Trecho selecionado:

^^^^

No que diz respeito às linguagens que um e outro empregam, vemos nos peregrinos sinais e semblantes que expressam fé e penitência. Segundo Vilas Boas (2012, p. 40) as atitudes de fé do turista religioso/peregrino surgem entrelaçadas com a “contemplação da natureza, da cultura, a deleite pela beleza do local, o enriquecimento do conhecimento e, até mesmo, a oportunidade de repouso”. Deste modo, entendemos que para o peregrino o deslocamento é um fim, porque é impelido pelo desejo de se aproximar espiritualmente do sagrado e de se relacionar com ele. Para o turista religioso é um meio, pois ele utiliza a viagem como pretexto para experimentar e interiorizar outras realidades.

Sharpley e Sundaram (2005, apud SERRALLONGA e HAKOBYAN, 2011, p. 69) argumentam que a relação entre o turismo e a religião pode ser conceituada como um processo baseado na intensidade de motivação religiosa. A este respeito os autores fazem referência ao modelo criado por Smith (1992), que representa graficamente dois extremos (ver figura 1): de um lado encontra-se a peregrinação sagrada, uma viagem cujos motivos são a fé, a religião e a realização espiritual; em outro extremo estão os turistas seculares que tentam satisfazer alguma necessidade pessoal ou espiritual através do turismo. Entre esses dois extremos, é possível encontrar várias formas de turismo religioso motivados, em maior ou menor grau, por necessidades religiosas ou culturais ou ainda com base na busca pelo aumento de conhecimento.

Fonte: Smith (1992, apud SERRALLONGA e HAKOBYAN 2011).

Figura 1 Delimitação entre Peregrino e Turista Religioso 

Observa-se que para os autores a motivação é o elemento básico de diferenciação entre os dois fenômenos (turismo e peregrinação).

Sabe-se que as características que norteiam o turismo religioso e aqueles que o praticam se modificam de acordo com o lugar, o contexto social, e a motivação da viagem. O grupo de pessoas inseridos neste segmento do turismo é sempre envolto de discussões e limitações conceituais. Os eventos e espaços sagrados estão revestidos de um caráter “multifuncional, bem como polissêmico dificultando estabelecer fronteira precisas de classificação sobre a demanda deste segmento” (ARAGÃO e MACEDO, 2011, p. 40). Apesar das divergências, alguns autores tratam da intersecção e das características que distinguem o perfil do turista religioso e do peregrino.

Segundo afirmam Abreu e Coriolano (2003, p. 79) “a viagem para o romeiro é a satisfação espiritual da busca do místico, sendo na maioria das vezes um ato de sacrifício. [...] Para o turista, é uma procura de satisfação religiosa mais do que prazer material [...]”. Pode-se dizer que o turista religioso combina na sua viagem o prazer com a fé, mas a motivação maior é o prazer de viajar, conhecer coisas e lugares novos, diferente do peregrino.

^^^^

Instruções:
1. Responda às perguntas abaixo com base no trecho sobre turismo religioso e peregrinação.
(a) Para o peregrino, o deslocamento é um fim ou um meio?
(b) Quais são os dois extremos representados no modelo de Smith (1992)?
(c) Segundo os autores, qual é o elemento básico de diferenciação entre turismo e peregrinação?
2. Dê prosseguimento ao trecho sobre turismo religioso e peregrinação a partir da sua última frase.

^^^^

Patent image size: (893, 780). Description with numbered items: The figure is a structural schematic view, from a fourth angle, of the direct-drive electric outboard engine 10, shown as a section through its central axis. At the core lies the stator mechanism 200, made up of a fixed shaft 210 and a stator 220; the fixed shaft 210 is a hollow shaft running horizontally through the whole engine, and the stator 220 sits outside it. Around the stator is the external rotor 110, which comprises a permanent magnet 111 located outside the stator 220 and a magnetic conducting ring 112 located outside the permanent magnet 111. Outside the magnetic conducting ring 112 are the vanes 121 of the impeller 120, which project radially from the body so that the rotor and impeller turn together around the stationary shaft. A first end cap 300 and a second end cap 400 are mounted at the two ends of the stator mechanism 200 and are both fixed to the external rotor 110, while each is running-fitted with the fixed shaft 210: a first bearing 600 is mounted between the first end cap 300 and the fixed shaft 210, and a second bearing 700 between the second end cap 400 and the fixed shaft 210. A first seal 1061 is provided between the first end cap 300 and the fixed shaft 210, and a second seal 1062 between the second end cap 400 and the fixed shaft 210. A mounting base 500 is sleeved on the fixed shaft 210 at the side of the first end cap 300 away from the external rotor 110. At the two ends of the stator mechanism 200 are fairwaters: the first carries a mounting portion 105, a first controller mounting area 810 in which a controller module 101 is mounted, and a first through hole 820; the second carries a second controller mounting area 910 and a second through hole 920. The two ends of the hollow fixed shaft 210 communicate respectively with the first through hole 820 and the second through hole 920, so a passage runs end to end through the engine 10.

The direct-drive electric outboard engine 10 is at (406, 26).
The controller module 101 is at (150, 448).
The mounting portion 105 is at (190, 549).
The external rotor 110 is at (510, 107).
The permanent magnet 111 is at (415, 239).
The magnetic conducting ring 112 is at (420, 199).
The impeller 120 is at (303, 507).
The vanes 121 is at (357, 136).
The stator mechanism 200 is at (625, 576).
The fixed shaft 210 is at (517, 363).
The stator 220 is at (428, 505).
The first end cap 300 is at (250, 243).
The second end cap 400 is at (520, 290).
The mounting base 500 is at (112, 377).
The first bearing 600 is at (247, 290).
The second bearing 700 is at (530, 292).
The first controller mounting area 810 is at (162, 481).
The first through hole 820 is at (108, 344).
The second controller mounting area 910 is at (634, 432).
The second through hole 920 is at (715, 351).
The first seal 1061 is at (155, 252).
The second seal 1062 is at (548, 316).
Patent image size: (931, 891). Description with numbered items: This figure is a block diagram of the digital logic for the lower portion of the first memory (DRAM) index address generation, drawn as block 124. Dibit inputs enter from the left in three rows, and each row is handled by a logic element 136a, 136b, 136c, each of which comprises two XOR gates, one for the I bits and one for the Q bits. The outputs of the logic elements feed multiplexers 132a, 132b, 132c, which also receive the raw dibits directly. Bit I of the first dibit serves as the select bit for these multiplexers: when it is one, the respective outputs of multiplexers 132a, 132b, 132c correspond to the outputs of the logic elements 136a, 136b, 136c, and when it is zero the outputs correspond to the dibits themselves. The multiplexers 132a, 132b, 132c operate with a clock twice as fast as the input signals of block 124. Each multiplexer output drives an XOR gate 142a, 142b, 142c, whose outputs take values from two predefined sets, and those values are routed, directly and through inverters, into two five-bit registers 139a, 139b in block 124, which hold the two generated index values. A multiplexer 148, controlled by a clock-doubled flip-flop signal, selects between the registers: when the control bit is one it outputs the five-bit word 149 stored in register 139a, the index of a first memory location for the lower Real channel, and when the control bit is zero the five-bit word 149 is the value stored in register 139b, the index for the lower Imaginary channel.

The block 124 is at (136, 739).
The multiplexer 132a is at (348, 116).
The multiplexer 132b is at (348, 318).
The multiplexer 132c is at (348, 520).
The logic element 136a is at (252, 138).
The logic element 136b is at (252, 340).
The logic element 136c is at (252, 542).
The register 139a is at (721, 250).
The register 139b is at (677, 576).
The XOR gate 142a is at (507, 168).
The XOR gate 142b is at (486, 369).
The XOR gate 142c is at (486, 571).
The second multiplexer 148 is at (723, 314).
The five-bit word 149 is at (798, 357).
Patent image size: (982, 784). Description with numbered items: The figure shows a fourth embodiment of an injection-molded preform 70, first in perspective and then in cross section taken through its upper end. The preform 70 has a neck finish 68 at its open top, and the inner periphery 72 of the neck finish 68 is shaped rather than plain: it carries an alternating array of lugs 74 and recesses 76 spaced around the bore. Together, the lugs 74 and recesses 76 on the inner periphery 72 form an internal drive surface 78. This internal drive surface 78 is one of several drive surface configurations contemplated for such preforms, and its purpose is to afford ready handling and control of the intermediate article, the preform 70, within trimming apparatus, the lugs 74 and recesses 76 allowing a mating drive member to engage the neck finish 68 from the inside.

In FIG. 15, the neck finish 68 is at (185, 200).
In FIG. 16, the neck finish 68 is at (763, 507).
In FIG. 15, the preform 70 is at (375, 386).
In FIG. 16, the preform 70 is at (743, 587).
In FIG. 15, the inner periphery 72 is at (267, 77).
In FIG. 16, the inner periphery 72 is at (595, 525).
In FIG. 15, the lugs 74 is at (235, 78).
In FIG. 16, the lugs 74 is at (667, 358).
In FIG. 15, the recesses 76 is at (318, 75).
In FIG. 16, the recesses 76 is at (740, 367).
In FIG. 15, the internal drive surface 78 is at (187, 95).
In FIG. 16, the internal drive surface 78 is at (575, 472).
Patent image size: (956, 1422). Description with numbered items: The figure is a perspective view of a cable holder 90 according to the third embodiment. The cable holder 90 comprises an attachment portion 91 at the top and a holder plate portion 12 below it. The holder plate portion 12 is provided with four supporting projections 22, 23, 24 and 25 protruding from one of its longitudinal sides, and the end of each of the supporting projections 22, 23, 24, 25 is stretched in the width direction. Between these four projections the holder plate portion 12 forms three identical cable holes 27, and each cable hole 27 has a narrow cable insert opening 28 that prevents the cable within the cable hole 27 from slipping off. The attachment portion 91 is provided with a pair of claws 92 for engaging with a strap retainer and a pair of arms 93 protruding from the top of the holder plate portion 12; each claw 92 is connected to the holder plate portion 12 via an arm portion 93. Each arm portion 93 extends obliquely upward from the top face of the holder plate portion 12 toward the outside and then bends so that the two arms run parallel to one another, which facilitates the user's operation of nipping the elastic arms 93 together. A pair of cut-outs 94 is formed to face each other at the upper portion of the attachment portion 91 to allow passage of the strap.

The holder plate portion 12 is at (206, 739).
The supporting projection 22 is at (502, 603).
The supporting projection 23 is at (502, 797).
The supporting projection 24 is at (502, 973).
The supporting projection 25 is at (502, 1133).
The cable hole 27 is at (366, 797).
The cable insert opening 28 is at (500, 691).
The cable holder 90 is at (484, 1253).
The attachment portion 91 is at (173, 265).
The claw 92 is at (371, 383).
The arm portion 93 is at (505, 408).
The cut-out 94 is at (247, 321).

^^^^

Respostas por tarefa:
1.
(a) Um fim.
(b) De um lado, a peregrinação sagrada; do outro, os turistas seculares.
(c) A motivação.

2.
Além do critério da motivação religiosa, Santos (2006, p. 280) aponta outros “critérios acessórios”, como por exemplo, a duração da viagem, que é menor no caso do turista religioso, “pois tendencialmente demoram menos tempo no lugar sagrado de destino, enquanto que as peregrinações absorvem mais tempo; o tempo religioso está também influenciado pelo calendário religioso e, por isso, é empreendido de acordo com grandes eventos de natureza religiosa”. Ao tratar do critério relacionado ao consumo de bens e serviços, Beni (2000, p. 422) afirma que os “peregrinos assumem um comportamento de consumo turístico, pois utilizam equipamentos e serviços com uma estrutura de gastos semelhante à dos turistas reais”.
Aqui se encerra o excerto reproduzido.